Exactly repeat all the records below, omitting the images they hold.
--- SUPPLIED RECORDS ---
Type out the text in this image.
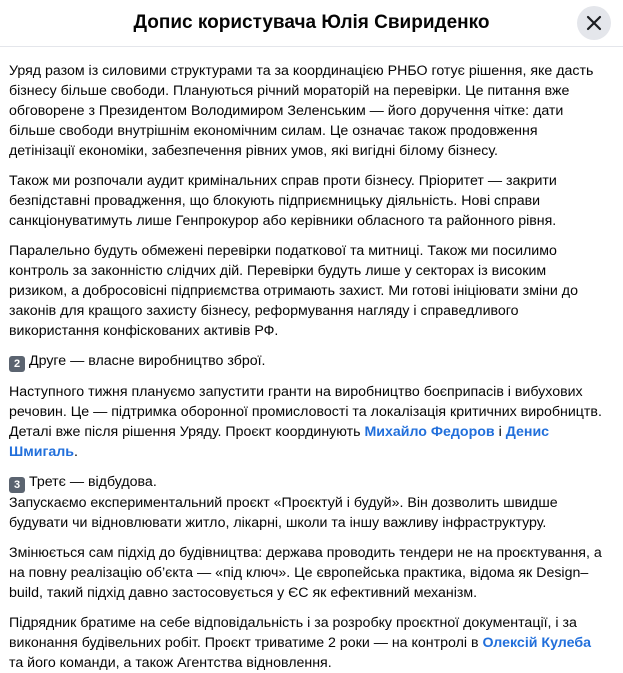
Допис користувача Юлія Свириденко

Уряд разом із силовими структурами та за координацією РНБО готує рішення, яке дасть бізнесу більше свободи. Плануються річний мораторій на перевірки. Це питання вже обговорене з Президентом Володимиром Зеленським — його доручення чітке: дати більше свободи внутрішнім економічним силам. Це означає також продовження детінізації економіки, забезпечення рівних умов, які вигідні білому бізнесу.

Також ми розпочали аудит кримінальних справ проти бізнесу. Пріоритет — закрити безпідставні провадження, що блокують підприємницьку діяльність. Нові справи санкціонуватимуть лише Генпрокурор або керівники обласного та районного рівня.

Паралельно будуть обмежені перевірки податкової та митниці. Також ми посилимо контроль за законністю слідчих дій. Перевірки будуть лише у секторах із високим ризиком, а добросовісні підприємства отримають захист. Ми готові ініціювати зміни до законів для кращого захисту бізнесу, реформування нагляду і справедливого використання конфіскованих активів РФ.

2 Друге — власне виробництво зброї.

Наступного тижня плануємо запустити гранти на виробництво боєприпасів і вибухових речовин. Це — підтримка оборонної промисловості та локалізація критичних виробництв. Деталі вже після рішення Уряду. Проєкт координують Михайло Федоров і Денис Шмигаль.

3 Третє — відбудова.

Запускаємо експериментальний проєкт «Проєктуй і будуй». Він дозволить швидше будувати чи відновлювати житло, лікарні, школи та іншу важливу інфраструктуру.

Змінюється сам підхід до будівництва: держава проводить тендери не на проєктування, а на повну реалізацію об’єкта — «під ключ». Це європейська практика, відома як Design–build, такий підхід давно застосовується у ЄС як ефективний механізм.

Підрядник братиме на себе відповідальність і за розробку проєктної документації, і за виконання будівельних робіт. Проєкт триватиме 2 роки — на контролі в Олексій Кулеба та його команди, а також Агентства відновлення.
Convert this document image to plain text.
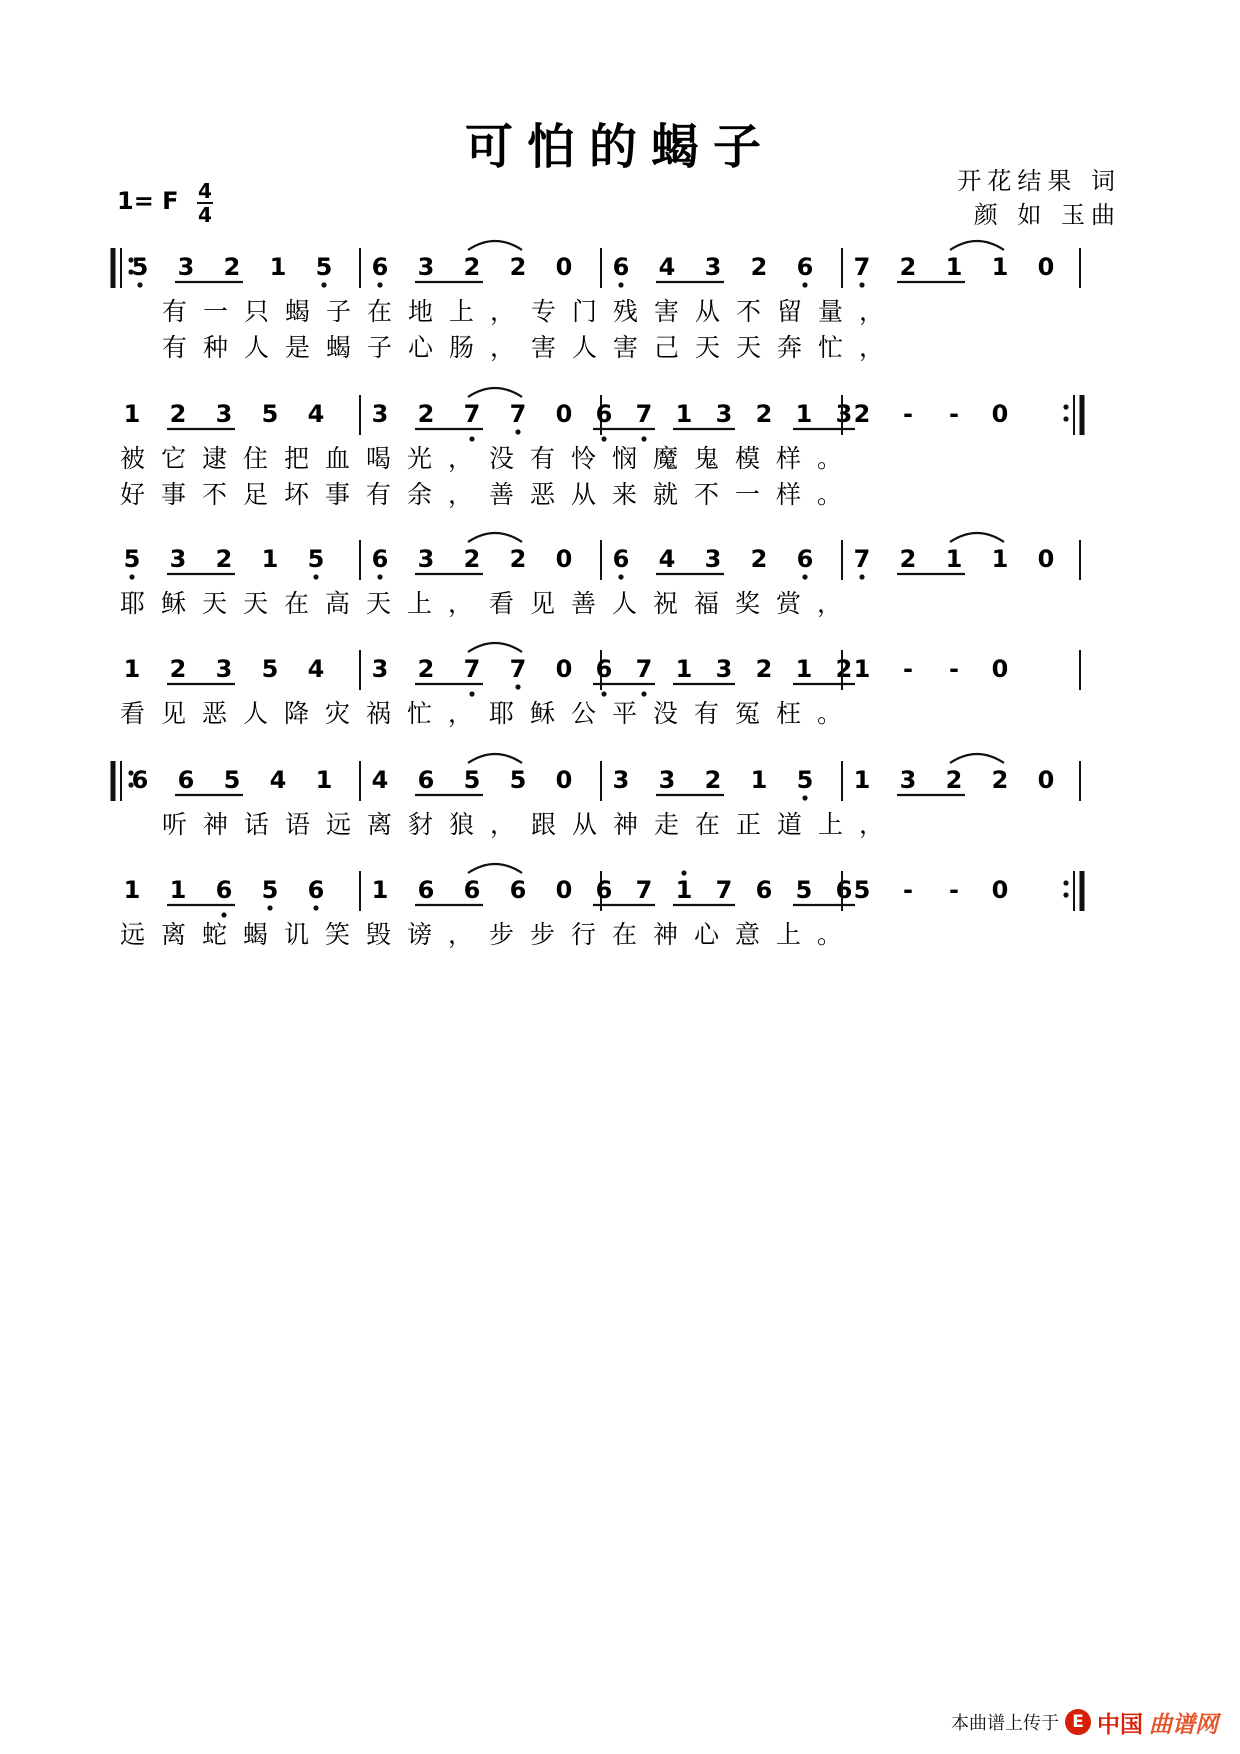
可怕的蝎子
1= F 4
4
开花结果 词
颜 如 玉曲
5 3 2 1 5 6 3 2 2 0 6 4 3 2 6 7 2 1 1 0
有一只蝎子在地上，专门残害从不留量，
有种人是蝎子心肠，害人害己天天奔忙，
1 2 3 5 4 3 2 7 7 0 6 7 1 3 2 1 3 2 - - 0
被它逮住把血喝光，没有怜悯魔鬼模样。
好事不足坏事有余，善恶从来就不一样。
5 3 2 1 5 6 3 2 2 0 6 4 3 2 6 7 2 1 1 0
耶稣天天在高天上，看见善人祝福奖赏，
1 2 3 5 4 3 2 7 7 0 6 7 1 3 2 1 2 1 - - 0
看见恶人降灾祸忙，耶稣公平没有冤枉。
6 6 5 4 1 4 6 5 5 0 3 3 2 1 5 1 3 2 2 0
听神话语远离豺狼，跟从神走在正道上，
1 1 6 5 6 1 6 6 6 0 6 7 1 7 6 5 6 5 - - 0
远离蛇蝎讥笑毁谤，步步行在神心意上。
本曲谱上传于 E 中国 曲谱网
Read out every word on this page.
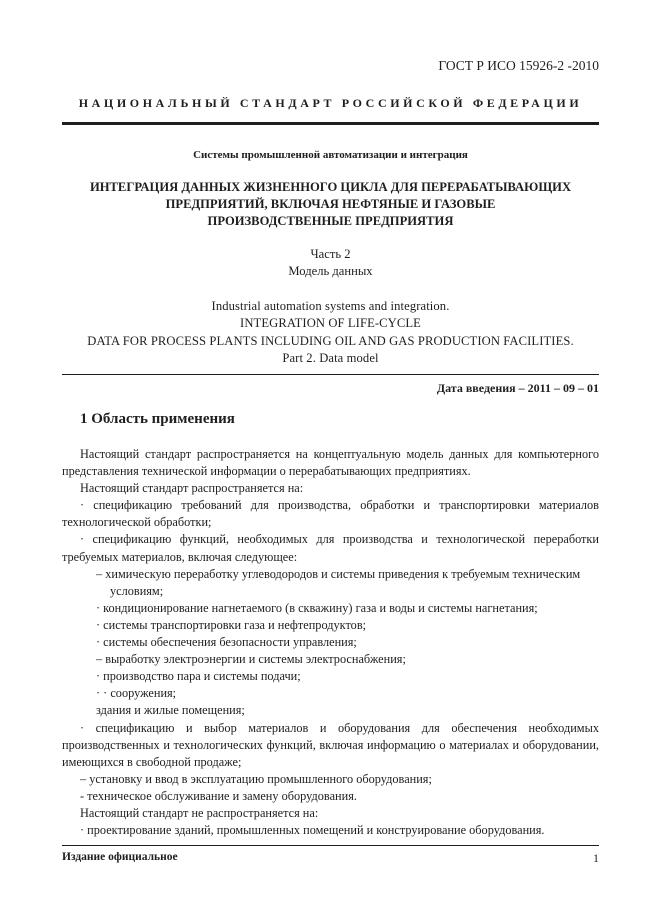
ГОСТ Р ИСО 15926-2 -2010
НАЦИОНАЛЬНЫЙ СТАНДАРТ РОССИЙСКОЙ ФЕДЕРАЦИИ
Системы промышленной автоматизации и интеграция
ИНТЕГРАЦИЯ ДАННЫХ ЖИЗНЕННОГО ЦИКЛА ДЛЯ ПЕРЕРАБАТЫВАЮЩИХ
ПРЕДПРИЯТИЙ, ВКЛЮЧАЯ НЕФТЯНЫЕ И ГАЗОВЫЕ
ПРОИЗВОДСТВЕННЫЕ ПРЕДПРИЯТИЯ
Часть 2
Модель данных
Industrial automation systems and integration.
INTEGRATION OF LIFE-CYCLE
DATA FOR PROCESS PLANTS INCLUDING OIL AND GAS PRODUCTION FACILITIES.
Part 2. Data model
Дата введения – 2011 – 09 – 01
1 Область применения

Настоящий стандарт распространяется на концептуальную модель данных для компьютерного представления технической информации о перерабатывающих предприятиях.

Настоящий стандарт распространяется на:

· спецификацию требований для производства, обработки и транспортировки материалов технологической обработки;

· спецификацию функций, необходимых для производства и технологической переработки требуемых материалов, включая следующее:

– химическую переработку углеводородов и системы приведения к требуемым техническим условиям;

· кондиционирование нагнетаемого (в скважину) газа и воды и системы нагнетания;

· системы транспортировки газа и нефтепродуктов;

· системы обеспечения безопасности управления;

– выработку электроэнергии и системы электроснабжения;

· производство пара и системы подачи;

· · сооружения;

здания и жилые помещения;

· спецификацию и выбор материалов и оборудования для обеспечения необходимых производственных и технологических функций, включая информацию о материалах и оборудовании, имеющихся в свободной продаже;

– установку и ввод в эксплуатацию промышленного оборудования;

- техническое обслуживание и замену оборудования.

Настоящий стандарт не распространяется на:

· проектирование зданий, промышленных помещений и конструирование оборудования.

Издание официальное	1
---
_SOLUTION TO THE EXERCISE_
Type out the text in this image.
Допис користувача Юлія Свириденко

Уряд разом із силовими структурами та за координацією РНБО готує рішення, яке дасть бізнесу більше свободи. Плануються річний мораторій на перевірки. Це питання вже обговорене з Президентом Володимиром Зеленським — його доручення чітке: дати більше свободи внутрішнім економічним силам. Це означає також продовження детінізації економіки, забезпечення рівних умов, які вигідні білому бізнесу.

Також ми розпочали аудит кримінальних справ проти бізнесу. Пріоритет — закрити безпідставні провадження, що блокують підприємницьку діяльність. Нові справи санкціонуватимуть лише Генпрокурор або керівники обласного та районного рівня.

Паралельно будуть обмежені перевірки податкової та митниці. Також ми посилимо контроль за законністю слідчих дій. Перевірки будуть лише у секторах із високим ризиком, а добросовісні підприємства отримають захист. Ми готові ініціювати зміни до законів для кращого захисту бізнесу, реформування нагляду і справедливого використання конфіскованих активів РФ.

2 Друге — власне виробництво зброї.

Наступного тижня плануємо запустити гранти на виробництво боєприпасів і вибухових речовин. Це — підтримка оборонної промисловості та локалізація критичних виробництв. Деталі вже після рішення Уряду. Проєкт координують Михайло Федоров і Денис Шмигаль.

3 Третє — відбудова.

Запускаємо експериментальний проєкт «Проєктуй і будуй». Він дозволить швидше будувати чи відновлювати житло, лікарні, школи та іншу важливу інфраструктуру.

Змінюється сам підхід до будівництва: держава проводить тендери не на проєктування, а на повну реалізацію об’єкта — «під ключ». Це європейська практика, відома як Design–build, такий підхід давно застосовується у ЄС як ефективний механізм.

Підрядник братиме на себе відповідальність і за розробку проєктної документації, і за виконання будівельних робіт. Проєкт триватиме 2 роки — на контролі в Олексій Кулеба та його команди, а також Агентства відновлення.
Convert this document image to plain text.
可怕的蝎子
1= F 4
4
开花结果 词
颜 如 玉曲
5 3 2 1 5 6 3 2 2 0 6 4 3 2 6 7 2 1 1 0
有一只蝎子在地上，专门残害从不留量，
有种人是蝎子心肠，害人害己天天奔忙，
1 2 3 5 4 3 2 7 7 0 6 7 1 3 2 1 3 2 - - 0
被它逮住把血喝光，没有怜悯魔鬼模样。
好事不足坏事有余，善恶从来就不一样。
5 3 2 1 5 6 3 2 2 0 6 4 3 2 6 7 2 1 1 0
耶稣天天在高天上，看见善人祝福奖赏，
1 2 3 5 4 3 2 7 7 0 6 7 1 3 2 1 2 1 - - 0
看见恶人降灾祸忙，耶稣公平没有冤枉。
6 6 5 4 1 4 6 5 5 0 3 3 2 1 5 1 3 2 2 0
听神话语远离豺狼，跟从神走在正道上，
1 1 6 5 6 1 6 6 6 0 6 7 1 7 6 5 6 5 - - 0
远离蛇蝎讥笑毁谤，步步行在神心意上。
本曲谱上传于 E 中国 曲谱网
Read out every word on this page.
ГОСТ Р ИСО 15926-2 -2010
НАЦИОНАЛЬНЫЙ СТАНДАРТ РОССИЙСКОЙ ФЕДЕРАЦИИ
Системы промышленной автоматизации и интеграция
ИНТЕГРАЦИЯ ДАННЫХ ЖИЗНЕННОГО ЦИКЛА ДЛЯ ПЕРЕРАБАТЫВАЮЩИХ
ПРЕДПРИЯТИЙ, ВКЛЮЧАЯ НЕФТЯНЫЕ И ГАЗОВЫЕ
ПРОИЗВОДСТВЕННЫЕ ПРЕДПРИЯТИЯ
Часть 2
Модель данных
Industrial automation systems and integration.
INTEGRATION OF LIFE-CYCLE
DATA FOR PROCESS PLANTS INCLUDING OIL AND GAS PRODUCTION FACILITIES.
Part 2. Data model
Дата введения – 2011 – 09 – 01
1 Область применения

Настоящий стандарт распространяется на концептуальную модель данных для компьютерного представления технической информации о перерабатывающих предприятиях.

Настоящий стандарт распространяется на:

· спецификацию требований для производства, обработки и транспортировки материалов технологической обработки;

· спецификацию функций, необходимых для производства и технологической переработки требуемых материалов, включая следующее:

– химическую переработку углеводородов и системы приведения к требуемым техническим условиям;

· кондиционирование нагнетаемого (в скважину) газа и воды и системы нагнетания;

· системы транспортировки газа и нефтепродуктов;

· системы обеспечения безопасности управления;

– выработку электроэнергии и системы электроснабжения;

· производство пара и системы подачи;

· · сооружения;

здания и жилые помещения;

· спецификацию и выбор материалов и оборудования для обеспечения необходимых производственных и технологических функций, включая информацию о материалах и оборудовании, имеющихся в свободной продаже;

– установку и ввод в эксплуатацию промышленного оборудования;

- техническое обслуживание и замену оборудования.

Настоящий стандарт не распространяется на:

· проектирование зданий, промышленных помещений и конструирование оборудования.

Издание официальное	1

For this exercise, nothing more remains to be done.